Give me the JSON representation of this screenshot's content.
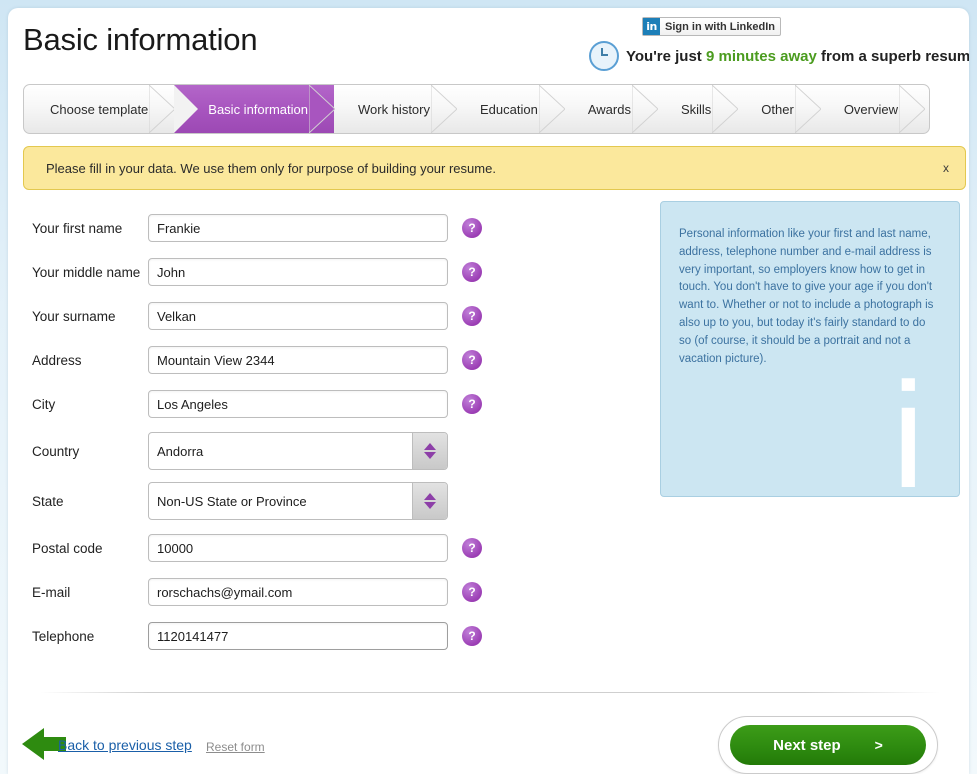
{
  "header": {
    "title": "Basic information",
    "linkedin_button": "Sign in with LinkedIn",
    "linkedin_glyph": "in",
    "timer_prefix": "You're just ",
    "timer_highlight": "9 minutes away",
    "timer_suffix": " from a superb resume"
  },
  "steps": [
    {
      "label": "Choose template",
      "active": false
    },
    {
      "label": "Basic information",
      "active": true
    },
    {
      "label": "Work history",
      "active": false
    },
    {
      "label": "Education",
      "active": false
    },
    {
      "label": "Awards",
      "active": false
    },
    {
      "label": "Skills",
      "active": false
    },
    {
      "label": "Other",
      "active": false
    },
    {
      "label": "Overview",
      "active": false
    }
  ],
  "notice": {
    "text": "Please fill in your data. We use them only for purpose of building your resume.",
    "close_label": "x"
  },
  "form": {
    "fields": [
      {
        "label": "Your first name",
        "value": "Frankie",
        "type": "text"
      },
      {
        "label": "Your middle name",
        "value": "John",
        "type": "text"
      },
      {
        "label": "Your surname",
        "value": "Velkan",
        "type": "text"
      },
      {
        "label": "Address",
        "value": "Mountain View 2344",
        "type": "text"
      },
      {
        "label": "City",
        "value": "Los Angeles",
        "type": "text"
      },
      {
        "label": "Country",
        "value": "Andorra",
        "type": "select"
      },
      {
        "label": "State",
        "value": "Non-US State or Province",
        "type": "select"
      },
      {
        "label": "Postal code",
        "value": "10000",
        "type": "text"
      },
      {
        "label": "E-mail",
        "value": "rorschachs@ymail.com",
        "type": "text"
      },
      {
        "label": "Telephone",
        "value": "1120141477",
        "type": "text"
      }
    ],
    "help_badge_label": "?"
  },
  "info_panel": {
    "text": "Personal information like your first and last name, address, telephone number and e-mail address is very important, so employers know how to get in touch. You don't have to give your age if you don't want to. Whether or not to include a photograph is also up to you, but today it's fairly standard to do so (of course, it should be a portrait and not a vacation picture).",
    "watermark": "i"
  },
  "footer": {
    "back_label": "Back to previous step",
    "reset_label": "Reset form",
    "next_label": "Next step",
    "next_chevron": ">"
  },
  "colors": {
    "accent_purple": "#a855bf",
    "notice_yellow": "#fbe89c",
    "info_blue": "#cce6f2",
    "next_green": "#2e8b10",
    "link_blue": "#1a5fa8",
    "timer_green": "#4b9c1f",
    "linkedin_blue": "#1d7fb8"
  }
}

What you are asked to do
Write out the listing word for word, omitting the pictures it holds.

Exercise solution
Give me the JSON representation of this screenshot's content.
{
  "header": {
    "title": "Basic information",
    "linkedin_button": "Sign in with LinkedIn",
    "linkedin_glyph": "in",
    "timer_prefix": "You're just ",
    "timer_highlight": "9 minutes away",
    "timer_suffix": " from a superb resume"
  },
  "steps": [
    {
      "label": "Choose template",
      "active": false
    },
    {
      "label": "Basic information",
      "active": true
    },
    {
      "label": "Work history",
      "active": false
    },
    {
      "label": "Education",
      "active": false
    },
    {
      "label": "Awards",
      "active": false
    },
    {
      "label": "Skills",
      "active": false
    },
    {
      "label": "Other",
      "active": false
    },
    {
      "label": "Overview",
      "active": false
    }
  ],
  "notice": {
    "text": "Please fill in your data. We use them only for purpose of building your resume.",
    "close_label": "x"
  },
  "form": {
    "fields": [
      {
        "label": "Your first name",
        "value": "Frankie",
        "type": "text"
      },
      {
        "label": "Your middle name",
        "value": "John",
        "type": "text"
      },
      {
        "label": "Your surname",
        "value": "Velkan",
        "type": "text"
      },
      {
        "label": "Address",
        "value": "Mountain View 2344",
        "type": "text"
      },
      {
        "label": "City",
        "value": "Los Angeles",
        "type": "text"
      },
      {
        "label": "Country",
        "value": "Andorra",
        "type": "select"
      },
      {
        "label": "State",
        "value": "Non-US State or Province",
        "type": "select"
      },
      {
        "label": "Postal code",
        "value": "10000",
        "type": "text"
      },
      {
        "label": "E-mail",
        "value": "rorschachs@ymail.com",
        "type": "text"
      },
      {
        "label": "Telephone",
        "value": "1120141477",
        "type": "text"
      }
    ],
    "help_badge_label": "?"
  },
  "info_panel": {
    "text": "Personal information like your first and last name, address, telephone number and e-mail address is very important, so employers know how to get in touch. You don't have to give your age if you don't want to. Whether or not to include a photograph is also up to you, but today it's fairly standard to do so (of course, it should be a portrait and not a vacation picture).",
    "watermark": "i"
  },
  "footer": {
    "back_label": "Back to previous step",
    "reset_label": "Reset form",
    "next_label": "Next step",
    "next_chevron": ">"
  },
  "colors": {
    "accent_purple": "#a855bf",
    "notice_yellow": "#fbe89c",
    "info_blue": "#cce6f2",
    "next_green": "#2e8b10",
    "link_blue": "#1a5fa8",
    "timer_green": "#4b9c1f",
    "linkedin_blue": "#1d7fb8"
  }
}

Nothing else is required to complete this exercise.